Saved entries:
○ ○ ○
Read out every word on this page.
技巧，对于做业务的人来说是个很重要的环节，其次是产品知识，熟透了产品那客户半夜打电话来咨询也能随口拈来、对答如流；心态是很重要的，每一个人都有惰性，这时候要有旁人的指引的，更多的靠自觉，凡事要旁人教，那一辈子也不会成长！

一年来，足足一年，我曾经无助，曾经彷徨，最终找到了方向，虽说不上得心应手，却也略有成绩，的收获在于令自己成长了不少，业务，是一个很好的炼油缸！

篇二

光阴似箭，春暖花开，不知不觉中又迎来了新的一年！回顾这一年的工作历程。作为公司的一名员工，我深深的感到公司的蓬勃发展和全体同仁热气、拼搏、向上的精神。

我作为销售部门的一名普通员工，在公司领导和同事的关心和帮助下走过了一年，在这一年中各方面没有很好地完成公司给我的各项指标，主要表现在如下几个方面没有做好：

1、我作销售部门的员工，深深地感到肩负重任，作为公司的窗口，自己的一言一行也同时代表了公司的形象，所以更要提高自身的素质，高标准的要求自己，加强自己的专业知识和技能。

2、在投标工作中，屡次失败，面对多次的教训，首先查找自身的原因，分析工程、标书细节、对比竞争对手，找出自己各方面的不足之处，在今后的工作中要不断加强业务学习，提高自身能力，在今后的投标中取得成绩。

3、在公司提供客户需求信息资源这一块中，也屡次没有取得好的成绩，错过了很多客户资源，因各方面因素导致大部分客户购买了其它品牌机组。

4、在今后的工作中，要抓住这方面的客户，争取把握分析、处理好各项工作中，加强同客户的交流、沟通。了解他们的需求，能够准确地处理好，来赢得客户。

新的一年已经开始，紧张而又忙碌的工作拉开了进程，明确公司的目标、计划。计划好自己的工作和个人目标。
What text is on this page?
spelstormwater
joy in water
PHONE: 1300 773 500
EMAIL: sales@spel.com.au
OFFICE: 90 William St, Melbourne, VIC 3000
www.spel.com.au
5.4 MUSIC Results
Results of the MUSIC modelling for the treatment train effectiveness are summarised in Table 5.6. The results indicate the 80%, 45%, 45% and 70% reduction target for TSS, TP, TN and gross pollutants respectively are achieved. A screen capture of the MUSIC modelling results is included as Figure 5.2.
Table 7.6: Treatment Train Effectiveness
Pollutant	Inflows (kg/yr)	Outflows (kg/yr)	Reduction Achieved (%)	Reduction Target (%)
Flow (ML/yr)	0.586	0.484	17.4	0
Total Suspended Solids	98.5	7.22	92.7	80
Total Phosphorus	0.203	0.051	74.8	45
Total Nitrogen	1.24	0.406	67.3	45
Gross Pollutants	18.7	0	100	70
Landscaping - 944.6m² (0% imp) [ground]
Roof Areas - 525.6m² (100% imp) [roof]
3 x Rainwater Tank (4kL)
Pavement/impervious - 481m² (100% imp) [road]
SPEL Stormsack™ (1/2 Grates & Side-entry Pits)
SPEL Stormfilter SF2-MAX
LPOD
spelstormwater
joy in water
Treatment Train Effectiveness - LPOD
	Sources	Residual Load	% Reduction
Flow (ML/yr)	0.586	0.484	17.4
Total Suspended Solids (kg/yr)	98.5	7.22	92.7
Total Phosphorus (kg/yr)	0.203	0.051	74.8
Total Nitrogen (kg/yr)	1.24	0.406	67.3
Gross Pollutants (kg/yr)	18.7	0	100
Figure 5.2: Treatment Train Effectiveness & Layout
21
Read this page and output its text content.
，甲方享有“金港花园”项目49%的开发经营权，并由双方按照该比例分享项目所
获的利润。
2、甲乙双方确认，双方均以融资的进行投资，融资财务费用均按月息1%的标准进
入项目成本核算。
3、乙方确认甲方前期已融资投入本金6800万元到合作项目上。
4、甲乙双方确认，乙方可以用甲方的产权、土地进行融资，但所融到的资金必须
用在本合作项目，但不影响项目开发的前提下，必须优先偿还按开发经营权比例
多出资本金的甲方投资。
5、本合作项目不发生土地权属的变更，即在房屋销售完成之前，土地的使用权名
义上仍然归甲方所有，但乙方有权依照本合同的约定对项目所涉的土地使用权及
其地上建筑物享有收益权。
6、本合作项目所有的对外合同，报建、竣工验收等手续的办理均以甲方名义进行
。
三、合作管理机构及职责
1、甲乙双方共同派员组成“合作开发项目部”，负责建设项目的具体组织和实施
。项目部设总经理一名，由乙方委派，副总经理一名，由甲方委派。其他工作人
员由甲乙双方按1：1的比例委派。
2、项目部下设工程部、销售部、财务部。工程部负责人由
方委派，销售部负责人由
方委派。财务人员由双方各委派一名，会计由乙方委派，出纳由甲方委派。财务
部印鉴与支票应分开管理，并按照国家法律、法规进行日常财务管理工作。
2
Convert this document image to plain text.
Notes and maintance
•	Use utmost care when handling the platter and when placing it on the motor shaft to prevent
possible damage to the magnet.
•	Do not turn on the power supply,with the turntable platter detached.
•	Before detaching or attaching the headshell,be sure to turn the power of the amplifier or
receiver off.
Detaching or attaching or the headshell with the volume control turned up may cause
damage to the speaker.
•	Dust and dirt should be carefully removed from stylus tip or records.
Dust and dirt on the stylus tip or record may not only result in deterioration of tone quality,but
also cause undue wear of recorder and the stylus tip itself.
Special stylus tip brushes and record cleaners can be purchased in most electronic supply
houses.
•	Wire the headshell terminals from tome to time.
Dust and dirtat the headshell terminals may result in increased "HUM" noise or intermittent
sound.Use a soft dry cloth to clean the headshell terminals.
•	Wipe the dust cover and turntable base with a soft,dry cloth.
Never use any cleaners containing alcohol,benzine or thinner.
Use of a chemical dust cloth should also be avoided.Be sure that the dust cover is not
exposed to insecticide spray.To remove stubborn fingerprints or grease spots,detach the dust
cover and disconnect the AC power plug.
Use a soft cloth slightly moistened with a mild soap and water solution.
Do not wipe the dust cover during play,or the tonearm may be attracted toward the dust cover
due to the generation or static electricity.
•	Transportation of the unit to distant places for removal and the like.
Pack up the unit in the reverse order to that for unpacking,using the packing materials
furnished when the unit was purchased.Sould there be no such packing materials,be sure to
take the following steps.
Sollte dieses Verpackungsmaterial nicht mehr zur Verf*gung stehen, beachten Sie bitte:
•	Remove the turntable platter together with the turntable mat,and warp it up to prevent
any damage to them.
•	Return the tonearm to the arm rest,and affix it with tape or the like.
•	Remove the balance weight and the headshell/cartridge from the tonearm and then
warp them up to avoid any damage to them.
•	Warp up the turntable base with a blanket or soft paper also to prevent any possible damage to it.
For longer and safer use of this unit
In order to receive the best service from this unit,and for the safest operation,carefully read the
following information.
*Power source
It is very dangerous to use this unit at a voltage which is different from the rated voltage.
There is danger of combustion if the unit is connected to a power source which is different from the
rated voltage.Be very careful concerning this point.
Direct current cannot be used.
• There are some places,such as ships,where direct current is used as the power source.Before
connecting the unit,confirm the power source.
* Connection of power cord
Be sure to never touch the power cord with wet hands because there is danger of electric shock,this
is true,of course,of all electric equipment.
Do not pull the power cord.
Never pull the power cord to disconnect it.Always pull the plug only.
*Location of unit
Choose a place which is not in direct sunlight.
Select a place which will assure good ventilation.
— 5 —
○ ○ ○
EXERCISE REQUIREMENTS
Write out every entry exactly as given.

WORKED SOLUTION
Read out every word on this page.
技巧，对于做业务的人来说是个很重要的环节，其次是产品知识，熟透了产品那客户半夜打电话来咨询也能随口拈来、对答如流；心态是很重要的，每一个人都有惰性，这时候要有旁人的指引的，更多的靠自觉，凡事要旁人教，那一辈子也不会成长！

一年来，足足一年，我曾经无助，曾经彷徨，最终找到了方向，虽说不上得心应手，却也略有成绩，的收获在于令自己成长了不少，业务，是一个很好的炼油缸！

篇二

光阴似箭，春暖花开，不知不觉中又迎来了新的一年！回顾这一年的工作历程。作为公司的一名员工，我深深的感到公司的蓬勃发展和全体同仁热气、拼搏、向上的精神。

我作为销售部门的一名普通员工，在公司领导和同事的关心和帮助下走过了一年，在这一年中各方面没有很好地完成公司给我的各项指标，主要表现在如下几个方面没有做好：

1、我作销售部门的员工，深深地感到肩负重任，作为公司的窗口，自己的一言一行也同时代表了公司的形象，所以更要提高自身的素质，高标准的要求自己，加强自己的专业知识和技能。

2、在投标工作中，屡次失败，面对多次的教训，首先查找自身的原因，分析工程、标书细节、对比竞争对手，找出自己各方面的不足之处，在今后的工作中要不断加强业务学习，提高自身能力，在今后的投标中取得成绩。

3、在公司提供客户需求信息资源这一块中，也屡次没有取得好的成绩，错过了很多客户资源，因各方面因素导致大部分客户购买了其它品牌机组。

4、在今后的工作中，要抓住这方面的客户，争取把握分析、处理好各项工作中，加强同客户的交流、沟通。了解他们的需求，能够准确地处理好，来赢得客户。

新的一年已经开始，紧张而又忙碌的工作拉开了进程，明确公司的目标、计划。计划好自己的工作和个人目标。
What text is on this page?
spelstormwater
joy in water
PHONE: 1300 773 500
EMAIL: sales@spel.com.au
OFFICE: 90 William St, Melbourne, VIC 3000
www.spel.com.au
5.4 MUSIC Results
Results of the MUSIC modelling for the treatment train effectiveness are summarised in Table 5.6. The results indicate the 80%, 45%, 45% and 70% reduction target for TSS, TP, TN and gross pollutants respectively are achieved. A screen capture of the MUSIC modelling results is included as Figure 5.2.
Table 7.6: Treatment Train Effectiveness
Pollutant	Inflows (kg/yr)	Outflows (kg/yr)	Reduction Achieved (%)	Reduction Target (%)
Flow (ML/yr)	0.586	0.484	17.4	0
Total Suspended Solids	98.5	7.22	92.7	80
Total Phosphorus	0.203	0.051	74.8	45
Total Nitrogen	1.24	0.406	67.3	45
Gross Pollutants	18.7	0	100	70
Landscaping - 944.6m² (0% imp) [ground]
Roof Areas - 525.6m² (100% imp) [roof]
3 x Rainwater Tank (4kL)
Pavement/impervious - 481m² (100% imp) [road]
SPEL Stormsack™ (1/2 Grates & Side-entry Pits)
SPEL Stormfilter SF2-MAX
LPOD
spelstormwater
joy in water
Treatment Train Effectiveness - LPOD
	Sources	Residual Load	% Reduction
Flow (ML/yr)	0.586	0.484	17.4
Total Suspended Solids (kg/yr)	98.5	7.22	92.7
Total Phosphorus (kg/yr)	0.203	0.051	74.8
Total Nitrogen (kg/yr)	1.24	0.406	67.3
Gross Pollutants (kg/yr)	18.7	0	100
Figure 5.2: Treatment Train Effectiveness & Layout
21
Read this page and output its text content.
，甲方享有“金港花园”项目49%的开发经营权，并由双方按照该比例分享项目所
获的利润。
2、甲乙双方确认，双方均以融资的进行投资，融资财务费用均按月息1%的标准进
入项目成本核算。
3、乙方确认甲方前期已融资投入本金6800万元到合作项目上。
4、甲乙双方确认，乙方可以用甲方的产权、土地进行融资，但所融到的资金必须
用在本合作项目，但不影响项目开发的前提下，必须优先偿还按开发经营权比例
多出资本金的甲方投资。
5、本合作项目不发生土地权属的变更，即在房屋销售完成之前，土地的使用权名
义上仍然归甲方所有，但乙方有权依照本合同的约定对项目所涉的土地使用权及
其地上建筑物享有收益权。
6、本合作项目所有的对外合同，报建、竣工验收等手续的办理均以甲方名义进行
。
三、合作管理机构及职责
1、甲乙双方共同派员组成“合作开发项目部”，负责建设项目的具体组织和实施
。项目部设总经理一名，由乙方委派，副总经理一名，由甲方委派。其他工作人
员由甲乙双方按1：1的比例委派。
2、项目部下设工程部、销售部、财务部。工程部负责人由
方委派，销售部负责人由
方委派。财务人员由双方各委派一名，会计由乙方委派，出纳由甲方委派。财务
部印鉴与支票应分开管理，并按照国家法律、法规进行日常财务管理工作。
2
Convert this document image to plain text.
Notes and maintance
•	Use utmost care when handling the platter and when placing it on the motor shaft to prevent
possible damage to the magnet.
•	Do not turn on the power supply,with the turntable platter detached.
•	Before detaching or attaching the headshell,be sure to turn the power of the amplifier or
receiver off.
Detaching or attaching or the headshell with the volume control turned up may cause
damage to the speaker.
•	Dust and dirt should be carefully removed from stylus tip or records.
Dust and dirt on the stylus tip or record may not only result in deterioration of tone quality,but
also cause undue wear of recorder and the stylus tip itself.
Special stylus tip brushes and record cleaners can be purchased in most electronic supply
houses.
•	Wire the headshell terminals from tome to time.
Dust and dirtat the headshell terminals may result in increased "HUM" noise or intermittent
sound.Use a soft dry cloth to clean the headshell terminals.
•	Wipe the dust cover and turntable base with a soft,dry cloth.
Never use any cleaners containing alcohol,benzine or thinner.
Use of a chemical dust cloth should also be avoided.Be sure that the dust cover is not
exposed to insecticide spray.To remove stubborn fingerprints or grease spots,detach the dust
cover and disconnect the AC power plug.
Use a soft cloth slightly moistened with a mild soap and water solution.
Do not wipe the dust cover during play,or the tonearm may be attracted toward the dust cover
due to the generation or static electricity.
•	Transportation of the unit to distant places for removal and the like.
Pack up the unit in the reverse order to that for unpacking,using the packing materials
furnished when the unit was purchased.Sould there be no such packing materials,be sure to
take the following steps.
Sollte dieses Verpackungsmaterial nicht mehr zur Verf*gung stehen, beachten Sie bitte:
•	Remove the turntable platter together with the turntable mat,and warp it up to prevent
any damage to them.
•	Return the tonearm to the arm rest,and affix it with tape or the like.
•	Remove the balance weight and the headshell/cartridge from the tonearm and then
warp them up to avoid any damage to them.
•	Warp up the turntable base with a blanket or soft paper also to prevent any possible damage to it.
For longer and safer use of this unit
In order to receive the best service from this unit,and for the safest operation,carefully read the
following information.
*Power source
It is very dangerous to use this unit at a voltage which is different from the rated voltage.
There is danger of combustion if the unit is connected to a power source which is different from the
rated voltage.Be very careful concerning this point.
Direct current cannot be used.
• There are some places,such as ships,where direct current is used as the power source.Before
connecting the unit,confirm the power source.
* Connection of power cord
Be sure to never touch the power cord with wet hands because there is danger of electric shock,this
is true,of course,of all electric equipment.
Do not pull the power cord.
Never pull the power cord to disconnect it.Always pull the plug only.
*Location of unit
Choose a place which is not in direct sunlight.
Select a place which will assure good ventilation.
— 5 —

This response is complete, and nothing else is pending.